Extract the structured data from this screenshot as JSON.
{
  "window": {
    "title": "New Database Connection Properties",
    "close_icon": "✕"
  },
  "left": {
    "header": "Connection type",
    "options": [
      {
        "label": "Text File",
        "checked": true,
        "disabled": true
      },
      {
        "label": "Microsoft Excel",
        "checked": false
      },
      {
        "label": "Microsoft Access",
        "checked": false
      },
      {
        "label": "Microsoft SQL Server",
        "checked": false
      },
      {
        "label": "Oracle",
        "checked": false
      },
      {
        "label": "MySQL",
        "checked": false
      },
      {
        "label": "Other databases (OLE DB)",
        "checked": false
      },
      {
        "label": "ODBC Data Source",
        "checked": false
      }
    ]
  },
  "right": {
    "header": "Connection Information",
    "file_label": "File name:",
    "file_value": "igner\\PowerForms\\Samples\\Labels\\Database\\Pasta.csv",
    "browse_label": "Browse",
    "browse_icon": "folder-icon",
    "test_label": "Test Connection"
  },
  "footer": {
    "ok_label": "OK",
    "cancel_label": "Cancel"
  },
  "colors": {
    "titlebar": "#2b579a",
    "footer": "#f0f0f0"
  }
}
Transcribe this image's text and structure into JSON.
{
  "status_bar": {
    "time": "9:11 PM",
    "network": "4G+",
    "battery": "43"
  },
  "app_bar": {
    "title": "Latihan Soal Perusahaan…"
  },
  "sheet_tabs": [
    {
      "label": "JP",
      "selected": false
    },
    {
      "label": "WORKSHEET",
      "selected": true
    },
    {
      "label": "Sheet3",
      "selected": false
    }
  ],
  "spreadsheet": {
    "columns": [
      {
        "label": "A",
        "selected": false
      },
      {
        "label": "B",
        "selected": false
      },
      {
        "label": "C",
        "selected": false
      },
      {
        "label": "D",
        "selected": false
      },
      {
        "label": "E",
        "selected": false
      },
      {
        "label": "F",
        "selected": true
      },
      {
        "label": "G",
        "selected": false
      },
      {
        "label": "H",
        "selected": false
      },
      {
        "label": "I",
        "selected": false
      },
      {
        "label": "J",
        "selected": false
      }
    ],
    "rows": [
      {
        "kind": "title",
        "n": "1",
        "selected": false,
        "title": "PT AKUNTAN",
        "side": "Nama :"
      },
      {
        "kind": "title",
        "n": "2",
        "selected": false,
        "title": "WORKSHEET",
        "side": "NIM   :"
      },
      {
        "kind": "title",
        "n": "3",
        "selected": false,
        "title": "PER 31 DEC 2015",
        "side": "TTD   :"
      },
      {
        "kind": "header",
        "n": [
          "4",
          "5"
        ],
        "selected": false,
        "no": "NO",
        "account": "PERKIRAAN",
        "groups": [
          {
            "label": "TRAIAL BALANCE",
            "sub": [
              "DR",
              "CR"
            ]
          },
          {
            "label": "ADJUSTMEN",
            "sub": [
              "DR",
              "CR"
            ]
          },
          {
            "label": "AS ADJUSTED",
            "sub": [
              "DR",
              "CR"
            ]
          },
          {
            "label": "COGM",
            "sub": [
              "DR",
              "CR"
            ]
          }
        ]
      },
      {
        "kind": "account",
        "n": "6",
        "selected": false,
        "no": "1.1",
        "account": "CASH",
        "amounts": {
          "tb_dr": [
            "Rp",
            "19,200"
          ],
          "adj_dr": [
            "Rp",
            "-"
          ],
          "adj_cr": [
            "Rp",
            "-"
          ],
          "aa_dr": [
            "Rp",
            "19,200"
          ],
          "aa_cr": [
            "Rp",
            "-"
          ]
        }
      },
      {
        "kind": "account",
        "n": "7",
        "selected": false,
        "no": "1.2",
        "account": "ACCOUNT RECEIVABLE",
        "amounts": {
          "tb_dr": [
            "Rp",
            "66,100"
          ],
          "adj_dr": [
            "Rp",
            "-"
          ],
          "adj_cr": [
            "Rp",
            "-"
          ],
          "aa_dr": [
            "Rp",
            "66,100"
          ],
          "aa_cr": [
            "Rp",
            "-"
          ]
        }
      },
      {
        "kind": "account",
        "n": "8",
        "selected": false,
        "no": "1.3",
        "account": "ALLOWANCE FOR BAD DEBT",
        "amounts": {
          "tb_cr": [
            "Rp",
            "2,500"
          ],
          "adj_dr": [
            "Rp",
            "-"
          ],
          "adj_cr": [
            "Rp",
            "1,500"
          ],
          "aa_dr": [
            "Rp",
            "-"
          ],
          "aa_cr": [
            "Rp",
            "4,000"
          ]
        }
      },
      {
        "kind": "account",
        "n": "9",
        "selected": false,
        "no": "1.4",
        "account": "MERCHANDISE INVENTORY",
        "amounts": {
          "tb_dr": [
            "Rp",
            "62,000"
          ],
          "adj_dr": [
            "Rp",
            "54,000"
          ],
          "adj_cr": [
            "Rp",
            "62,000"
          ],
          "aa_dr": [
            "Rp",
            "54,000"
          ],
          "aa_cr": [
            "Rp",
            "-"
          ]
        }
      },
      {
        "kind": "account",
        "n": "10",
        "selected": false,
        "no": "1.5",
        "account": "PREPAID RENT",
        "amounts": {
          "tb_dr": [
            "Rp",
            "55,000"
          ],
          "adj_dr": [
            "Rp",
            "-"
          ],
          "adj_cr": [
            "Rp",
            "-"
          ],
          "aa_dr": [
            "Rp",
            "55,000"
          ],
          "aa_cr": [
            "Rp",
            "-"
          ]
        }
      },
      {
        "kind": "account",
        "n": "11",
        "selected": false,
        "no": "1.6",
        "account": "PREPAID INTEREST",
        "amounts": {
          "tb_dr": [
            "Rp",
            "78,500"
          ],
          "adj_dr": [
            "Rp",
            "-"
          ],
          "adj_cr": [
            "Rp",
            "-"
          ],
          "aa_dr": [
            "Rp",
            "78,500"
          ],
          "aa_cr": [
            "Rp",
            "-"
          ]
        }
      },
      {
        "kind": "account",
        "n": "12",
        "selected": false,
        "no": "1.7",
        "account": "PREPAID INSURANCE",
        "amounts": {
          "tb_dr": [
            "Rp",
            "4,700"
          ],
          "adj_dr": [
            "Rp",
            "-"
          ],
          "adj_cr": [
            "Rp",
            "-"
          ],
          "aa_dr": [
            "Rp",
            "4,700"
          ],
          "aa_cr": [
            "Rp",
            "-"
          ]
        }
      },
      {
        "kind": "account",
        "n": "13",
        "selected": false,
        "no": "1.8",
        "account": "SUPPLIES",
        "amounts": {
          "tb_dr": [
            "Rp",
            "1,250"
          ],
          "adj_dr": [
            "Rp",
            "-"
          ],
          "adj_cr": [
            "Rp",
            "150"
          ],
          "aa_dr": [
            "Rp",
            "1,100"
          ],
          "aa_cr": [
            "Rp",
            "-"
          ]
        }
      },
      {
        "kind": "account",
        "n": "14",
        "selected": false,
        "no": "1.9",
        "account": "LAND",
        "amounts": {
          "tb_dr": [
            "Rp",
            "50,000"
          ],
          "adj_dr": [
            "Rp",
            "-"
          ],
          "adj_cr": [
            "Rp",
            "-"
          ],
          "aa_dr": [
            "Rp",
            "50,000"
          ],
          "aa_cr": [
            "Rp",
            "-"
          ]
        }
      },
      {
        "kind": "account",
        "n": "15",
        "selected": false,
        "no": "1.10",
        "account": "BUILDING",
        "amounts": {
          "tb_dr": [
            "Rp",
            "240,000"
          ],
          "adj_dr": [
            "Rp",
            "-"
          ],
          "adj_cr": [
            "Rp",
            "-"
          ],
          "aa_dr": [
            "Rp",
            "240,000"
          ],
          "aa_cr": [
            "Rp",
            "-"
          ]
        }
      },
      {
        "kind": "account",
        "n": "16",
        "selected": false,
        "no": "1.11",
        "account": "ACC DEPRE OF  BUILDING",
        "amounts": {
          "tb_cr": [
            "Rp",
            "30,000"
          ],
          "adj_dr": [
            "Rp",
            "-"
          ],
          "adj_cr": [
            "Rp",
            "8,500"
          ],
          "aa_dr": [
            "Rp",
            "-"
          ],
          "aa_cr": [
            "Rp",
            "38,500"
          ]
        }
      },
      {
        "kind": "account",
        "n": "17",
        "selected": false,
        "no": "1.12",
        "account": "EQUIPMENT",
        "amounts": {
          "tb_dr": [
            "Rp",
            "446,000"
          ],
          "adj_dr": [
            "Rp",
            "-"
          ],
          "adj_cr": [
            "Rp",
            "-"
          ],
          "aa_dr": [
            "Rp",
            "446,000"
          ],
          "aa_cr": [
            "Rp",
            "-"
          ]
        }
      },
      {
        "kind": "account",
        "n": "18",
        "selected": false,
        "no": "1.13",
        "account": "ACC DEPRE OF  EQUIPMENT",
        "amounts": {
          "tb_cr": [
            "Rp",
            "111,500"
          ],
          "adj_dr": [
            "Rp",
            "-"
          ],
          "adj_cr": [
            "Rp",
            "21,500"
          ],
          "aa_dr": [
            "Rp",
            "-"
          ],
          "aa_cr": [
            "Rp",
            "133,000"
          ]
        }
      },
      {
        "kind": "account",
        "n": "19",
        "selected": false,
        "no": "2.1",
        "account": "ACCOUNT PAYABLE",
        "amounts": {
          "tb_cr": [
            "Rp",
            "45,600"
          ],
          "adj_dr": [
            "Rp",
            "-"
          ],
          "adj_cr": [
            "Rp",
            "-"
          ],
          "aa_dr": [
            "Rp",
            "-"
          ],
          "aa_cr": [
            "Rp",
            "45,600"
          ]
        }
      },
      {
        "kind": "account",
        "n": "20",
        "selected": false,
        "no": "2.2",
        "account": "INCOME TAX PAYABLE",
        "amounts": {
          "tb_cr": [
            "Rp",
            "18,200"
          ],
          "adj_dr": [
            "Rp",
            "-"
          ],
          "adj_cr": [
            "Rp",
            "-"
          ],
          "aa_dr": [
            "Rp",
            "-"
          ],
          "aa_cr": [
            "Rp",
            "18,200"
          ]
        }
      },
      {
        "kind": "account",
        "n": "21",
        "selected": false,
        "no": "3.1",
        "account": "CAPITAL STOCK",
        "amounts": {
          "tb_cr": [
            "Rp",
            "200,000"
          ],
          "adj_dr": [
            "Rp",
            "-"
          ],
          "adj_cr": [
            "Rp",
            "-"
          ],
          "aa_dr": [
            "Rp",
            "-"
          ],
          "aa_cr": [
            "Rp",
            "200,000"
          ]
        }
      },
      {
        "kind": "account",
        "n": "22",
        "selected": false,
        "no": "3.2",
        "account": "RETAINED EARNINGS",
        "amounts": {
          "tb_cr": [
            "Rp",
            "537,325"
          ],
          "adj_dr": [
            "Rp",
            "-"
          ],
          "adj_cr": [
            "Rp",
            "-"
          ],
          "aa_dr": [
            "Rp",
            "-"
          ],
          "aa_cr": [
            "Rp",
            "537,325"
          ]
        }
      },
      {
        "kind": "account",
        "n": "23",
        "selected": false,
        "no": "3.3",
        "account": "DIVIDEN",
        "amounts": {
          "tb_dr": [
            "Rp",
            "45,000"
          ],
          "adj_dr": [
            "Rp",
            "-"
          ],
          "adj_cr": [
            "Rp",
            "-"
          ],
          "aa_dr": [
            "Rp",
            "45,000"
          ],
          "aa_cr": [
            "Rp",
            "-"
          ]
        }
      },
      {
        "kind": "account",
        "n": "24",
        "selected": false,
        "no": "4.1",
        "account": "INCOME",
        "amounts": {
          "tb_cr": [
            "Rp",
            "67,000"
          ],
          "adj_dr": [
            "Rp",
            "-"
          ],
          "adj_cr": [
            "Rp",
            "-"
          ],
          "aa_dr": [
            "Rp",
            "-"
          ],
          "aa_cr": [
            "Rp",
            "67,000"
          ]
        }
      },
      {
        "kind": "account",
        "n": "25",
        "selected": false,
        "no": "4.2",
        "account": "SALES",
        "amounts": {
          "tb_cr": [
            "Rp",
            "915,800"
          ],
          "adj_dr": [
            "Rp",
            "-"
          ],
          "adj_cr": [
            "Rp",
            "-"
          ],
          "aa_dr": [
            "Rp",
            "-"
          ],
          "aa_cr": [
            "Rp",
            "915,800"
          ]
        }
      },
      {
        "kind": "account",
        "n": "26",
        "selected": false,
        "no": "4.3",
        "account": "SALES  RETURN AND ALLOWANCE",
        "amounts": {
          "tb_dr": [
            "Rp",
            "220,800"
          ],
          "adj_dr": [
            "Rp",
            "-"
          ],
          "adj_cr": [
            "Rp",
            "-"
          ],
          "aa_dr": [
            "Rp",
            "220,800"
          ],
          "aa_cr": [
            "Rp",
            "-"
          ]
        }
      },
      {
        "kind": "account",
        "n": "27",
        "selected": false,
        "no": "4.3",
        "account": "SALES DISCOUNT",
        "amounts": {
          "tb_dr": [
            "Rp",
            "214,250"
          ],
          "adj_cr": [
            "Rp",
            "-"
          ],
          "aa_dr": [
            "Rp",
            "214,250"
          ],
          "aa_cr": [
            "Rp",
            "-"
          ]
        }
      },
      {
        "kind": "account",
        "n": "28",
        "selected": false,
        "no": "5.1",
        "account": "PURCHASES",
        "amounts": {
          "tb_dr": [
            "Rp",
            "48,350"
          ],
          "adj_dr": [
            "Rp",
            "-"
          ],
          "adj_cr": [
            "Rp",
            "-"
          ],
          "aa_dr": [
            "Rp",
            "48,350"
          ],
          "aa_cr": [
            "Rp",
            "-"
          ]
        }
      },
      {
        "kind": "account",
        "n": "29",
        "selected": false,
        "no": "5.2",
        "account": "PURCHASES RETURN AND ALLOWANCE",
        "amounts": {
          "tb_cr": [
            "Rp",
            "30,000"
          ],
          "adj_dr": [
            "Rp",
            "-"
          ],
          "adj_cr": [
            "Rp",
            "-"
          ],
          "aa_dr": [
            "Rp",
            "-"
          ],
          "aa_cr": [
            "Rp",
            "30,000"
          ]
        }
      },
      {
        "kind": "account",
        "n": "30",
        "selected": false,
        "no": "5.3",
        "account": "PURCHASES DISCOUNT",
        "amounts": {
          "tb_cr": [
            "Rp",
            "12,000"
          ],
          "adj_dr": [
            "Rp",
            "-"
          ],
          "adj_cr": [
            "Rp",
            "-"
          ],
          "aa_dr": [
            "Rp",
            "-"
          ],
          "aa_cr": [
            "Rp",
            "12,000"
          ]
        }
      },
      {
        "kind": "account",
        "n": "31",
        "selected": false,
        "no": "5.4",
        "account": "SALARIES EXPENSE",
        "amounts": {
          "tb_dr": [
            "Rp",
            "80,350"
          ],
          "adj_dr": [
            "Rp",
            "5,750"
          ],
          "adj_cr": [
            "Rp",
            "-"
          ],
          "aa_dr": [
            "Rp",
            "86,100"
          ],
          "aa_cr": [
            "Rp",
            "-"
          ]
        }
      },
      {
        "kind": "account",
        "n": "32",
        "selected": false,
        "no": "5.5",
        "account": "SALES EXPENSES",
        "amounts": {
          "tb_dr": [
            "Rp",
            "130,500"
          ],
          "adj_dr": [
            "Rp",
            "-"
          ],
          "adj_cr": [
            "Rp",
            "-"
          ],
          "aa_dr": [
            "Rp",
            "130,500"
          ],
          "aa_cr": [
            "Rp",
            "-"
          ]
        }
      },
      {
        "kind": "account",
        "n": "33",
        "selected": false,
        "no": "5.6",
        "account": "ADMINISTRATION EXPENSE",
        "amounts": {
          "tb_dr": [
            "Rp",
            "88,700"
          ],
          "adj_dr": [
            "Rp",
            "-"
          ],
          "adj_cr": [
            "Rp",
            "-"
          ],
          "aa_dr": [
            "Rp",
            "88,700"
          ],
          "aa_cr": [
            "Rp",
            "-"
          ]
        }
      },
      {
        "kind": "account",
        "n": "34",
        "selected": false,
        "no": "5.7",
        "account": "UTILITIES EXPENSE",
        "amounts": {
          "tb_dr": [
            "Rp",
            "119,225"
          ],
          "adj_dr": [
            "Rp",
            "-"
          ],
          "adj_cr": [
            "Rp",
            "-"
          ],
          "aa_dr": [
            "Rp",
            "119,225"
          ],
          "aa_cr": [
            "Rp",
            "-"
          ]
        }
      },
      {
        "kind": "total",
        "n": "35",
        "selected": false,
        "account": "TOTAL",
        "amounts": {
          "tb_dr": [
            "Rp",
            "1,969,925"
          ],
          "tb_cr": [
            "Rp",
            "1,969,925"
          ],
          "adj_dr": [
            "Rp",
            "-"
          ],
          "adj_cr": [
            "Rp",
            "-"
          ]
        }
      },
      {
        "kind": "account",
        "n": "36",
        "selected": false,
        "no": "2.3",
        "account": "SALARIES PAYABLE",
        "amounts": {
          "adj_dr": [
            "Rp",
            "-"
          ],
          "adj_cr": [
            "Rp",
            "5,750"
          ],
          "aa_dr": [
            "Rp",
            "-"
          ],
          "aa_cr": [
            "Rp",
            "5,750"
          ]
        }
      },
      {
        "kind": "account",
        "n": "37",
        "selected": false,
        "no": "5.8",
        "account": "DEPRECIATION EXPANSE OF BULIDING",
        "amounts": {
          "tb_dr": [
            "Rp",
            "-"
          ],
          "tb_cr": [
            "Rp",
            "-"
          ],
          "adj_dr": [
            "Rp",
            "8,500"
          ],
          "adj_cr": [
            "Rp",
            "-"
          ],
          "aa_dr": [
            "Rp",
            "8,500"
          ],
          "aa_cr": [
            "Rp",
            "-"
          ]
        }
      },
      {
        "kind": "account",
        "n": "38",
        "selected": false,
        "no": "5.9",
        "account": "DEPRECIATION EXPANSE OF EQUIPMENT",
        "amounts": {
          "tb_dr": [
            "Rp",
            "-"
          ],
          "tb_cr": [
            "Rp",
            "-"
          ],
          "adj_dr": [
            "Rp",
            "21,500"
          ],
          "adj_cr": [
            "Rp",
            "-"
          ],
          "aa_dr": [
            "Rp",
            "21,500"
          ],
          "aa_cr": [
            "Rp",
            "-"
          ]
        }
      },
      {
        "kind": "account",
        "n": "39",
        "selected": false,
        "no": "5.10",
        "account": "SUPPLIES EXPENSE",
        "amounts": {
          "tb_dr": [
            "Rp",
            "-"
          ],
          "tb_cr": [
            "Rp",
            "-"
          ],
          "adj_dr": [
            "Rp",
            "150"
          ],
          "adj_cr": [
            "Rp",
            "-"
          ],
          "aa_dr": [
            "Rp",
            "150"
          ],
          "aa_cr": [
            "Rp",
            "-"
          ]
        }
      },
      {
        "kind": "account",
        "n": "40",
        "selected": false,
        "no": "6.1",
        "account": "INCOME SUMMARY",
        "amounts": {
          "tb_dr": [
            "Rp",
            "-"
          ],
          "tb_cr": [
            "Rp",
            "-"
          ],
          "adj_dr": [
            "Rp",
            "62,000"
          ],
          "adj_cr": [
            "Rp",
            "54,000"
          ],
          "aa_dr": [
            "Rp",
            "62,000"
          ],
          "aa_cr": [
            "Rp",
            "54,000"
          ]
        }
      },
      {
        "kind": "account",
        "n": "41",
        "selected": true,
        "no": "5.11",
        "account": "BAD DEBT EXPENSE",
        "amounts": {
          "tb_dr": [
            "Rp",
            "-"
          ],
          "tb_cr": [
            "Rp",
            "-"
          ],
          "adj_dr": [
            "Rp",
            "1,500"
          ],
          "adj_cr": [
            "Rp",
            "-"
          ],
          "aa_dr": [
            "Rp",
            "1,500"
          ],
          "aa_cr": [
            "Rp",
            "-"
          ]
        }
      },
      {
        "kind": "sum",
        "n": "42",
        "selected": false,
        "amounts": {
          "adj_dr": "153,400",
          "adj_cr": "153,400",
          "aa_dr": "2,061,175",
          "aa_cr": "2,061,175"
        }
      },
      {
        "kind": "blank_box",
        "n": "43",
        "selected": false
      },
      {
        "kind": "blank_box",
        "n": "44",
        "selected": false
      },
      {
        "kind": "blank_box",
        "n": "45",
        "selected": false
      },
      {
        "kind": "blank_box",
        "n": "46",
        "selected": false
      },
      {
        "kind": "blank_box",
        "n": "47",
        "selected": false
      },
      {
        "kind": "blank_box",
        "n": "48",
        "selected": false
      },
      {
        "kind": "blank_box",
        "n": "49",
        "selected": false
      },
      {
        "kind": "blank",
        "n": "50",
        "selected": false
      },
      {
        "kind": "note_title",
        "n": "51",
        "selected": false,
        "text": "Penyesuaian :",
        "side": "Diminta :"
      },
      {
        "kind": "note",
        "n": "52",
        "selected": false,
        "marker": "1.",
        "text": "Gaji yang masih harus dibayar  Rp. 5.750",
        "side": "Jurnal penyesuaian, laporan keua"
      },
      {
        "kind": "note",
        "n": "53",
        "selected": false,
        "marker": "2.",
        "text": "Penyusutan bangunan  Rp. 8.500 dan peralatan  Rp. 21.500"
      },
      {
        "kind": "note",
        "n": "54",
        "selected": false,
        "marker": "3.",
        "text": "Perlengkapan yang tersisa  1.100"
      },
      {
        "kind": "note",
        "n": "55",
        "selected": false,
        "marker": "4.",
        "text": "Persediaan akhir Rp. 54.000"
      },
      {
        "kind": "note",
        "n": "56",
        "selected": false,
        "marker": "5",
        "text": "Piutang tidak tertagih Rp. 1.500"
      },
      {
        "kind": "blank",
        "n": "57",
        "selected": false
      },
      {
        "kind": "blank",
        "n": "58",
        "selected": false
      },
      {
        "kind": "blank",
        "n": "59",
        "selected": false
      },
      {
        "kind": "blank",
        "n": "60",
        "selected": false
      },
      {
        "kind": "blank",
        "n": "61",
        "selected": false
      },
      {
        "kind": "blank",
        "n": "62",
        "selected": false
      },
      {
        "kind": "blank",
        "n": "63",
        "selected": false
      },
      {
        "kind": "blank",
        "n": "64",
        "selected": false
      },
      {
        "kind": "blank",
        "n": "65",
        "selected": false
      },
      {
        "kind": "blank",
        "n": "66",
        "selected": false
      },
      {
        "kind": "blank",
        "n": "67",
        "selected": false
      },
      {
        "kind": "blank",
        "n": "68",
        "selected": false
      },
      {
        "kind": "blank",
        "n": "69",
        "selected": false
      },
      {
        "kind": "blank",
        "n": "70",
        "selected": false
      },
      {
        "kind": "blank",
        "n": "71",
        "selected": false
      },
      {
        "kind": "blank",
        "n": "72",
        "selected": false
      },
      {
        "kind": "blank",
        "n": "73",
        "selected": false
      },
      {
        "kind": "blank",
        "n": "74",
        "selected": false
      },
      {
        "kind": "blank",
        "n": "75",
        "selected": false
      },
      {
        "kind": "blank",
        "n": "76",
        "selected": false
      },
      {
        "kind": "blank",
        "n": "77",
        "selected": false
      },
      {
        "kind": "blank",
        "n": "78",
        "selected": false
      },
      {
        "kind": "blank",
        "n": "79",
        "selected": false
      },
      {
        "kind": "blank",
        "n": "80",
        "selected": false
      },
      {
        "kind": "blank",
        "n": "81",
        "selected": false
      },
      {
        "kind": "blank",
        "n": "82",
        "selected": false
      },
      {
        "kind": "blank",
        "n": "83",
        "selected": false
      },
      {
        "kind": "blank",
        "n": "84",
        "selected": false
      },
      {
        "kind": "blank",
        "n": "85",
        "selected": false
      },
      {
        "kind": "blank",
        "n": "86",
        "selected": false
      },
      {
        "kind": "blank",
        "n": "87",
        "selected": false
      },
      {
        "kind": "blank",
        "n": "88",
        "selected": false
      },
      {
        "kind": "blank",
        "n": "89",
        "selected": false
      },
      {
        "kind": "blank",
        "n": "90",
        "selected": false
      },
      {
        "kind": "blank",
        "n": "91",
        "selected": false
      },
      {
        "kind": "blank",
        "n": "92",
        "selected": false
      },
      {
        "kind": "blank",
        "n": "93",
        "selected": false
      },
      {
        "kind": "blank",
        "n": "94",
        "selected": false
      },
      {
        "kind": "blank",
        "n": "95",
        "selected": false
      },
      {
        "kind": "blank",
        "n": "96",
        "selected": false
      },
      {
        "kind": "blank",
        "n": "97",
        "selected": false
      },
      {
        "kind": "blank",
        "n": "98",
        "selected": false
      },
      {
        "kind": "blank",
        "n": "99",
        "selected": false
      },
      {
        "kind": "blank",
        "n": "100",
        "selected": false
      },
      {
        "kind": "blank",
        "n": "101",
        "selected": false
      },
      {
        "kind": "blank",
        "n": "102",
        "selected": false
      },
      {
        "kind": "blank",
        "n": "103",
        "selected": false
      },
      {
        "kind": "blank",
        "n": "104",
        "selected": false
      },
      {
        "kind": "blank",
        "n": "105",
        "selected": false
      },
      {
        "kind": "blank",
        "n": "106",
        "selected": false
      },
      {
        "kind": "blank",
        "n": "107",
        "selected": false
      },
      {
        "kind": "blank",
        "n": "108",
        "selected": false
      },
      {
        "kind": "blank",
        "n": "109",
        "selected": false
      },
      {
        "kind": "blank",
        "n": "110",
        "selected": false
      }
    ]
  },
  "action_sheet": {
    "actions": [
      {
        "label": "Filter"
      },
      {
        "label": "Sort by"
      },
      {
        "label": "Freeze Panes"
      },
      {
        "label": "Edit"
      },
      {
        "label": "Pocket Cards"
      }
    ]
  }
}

◇ ◇ ◇ ◇

▶ **Exercise goal**
Pull out all lines from the listing that contain the string "INCOME".

▶ **Solved problem**
        "account": "INCOME TAX PAYABLE",
        "account": "INCOME",
        "account": "INCOME SUMMARY",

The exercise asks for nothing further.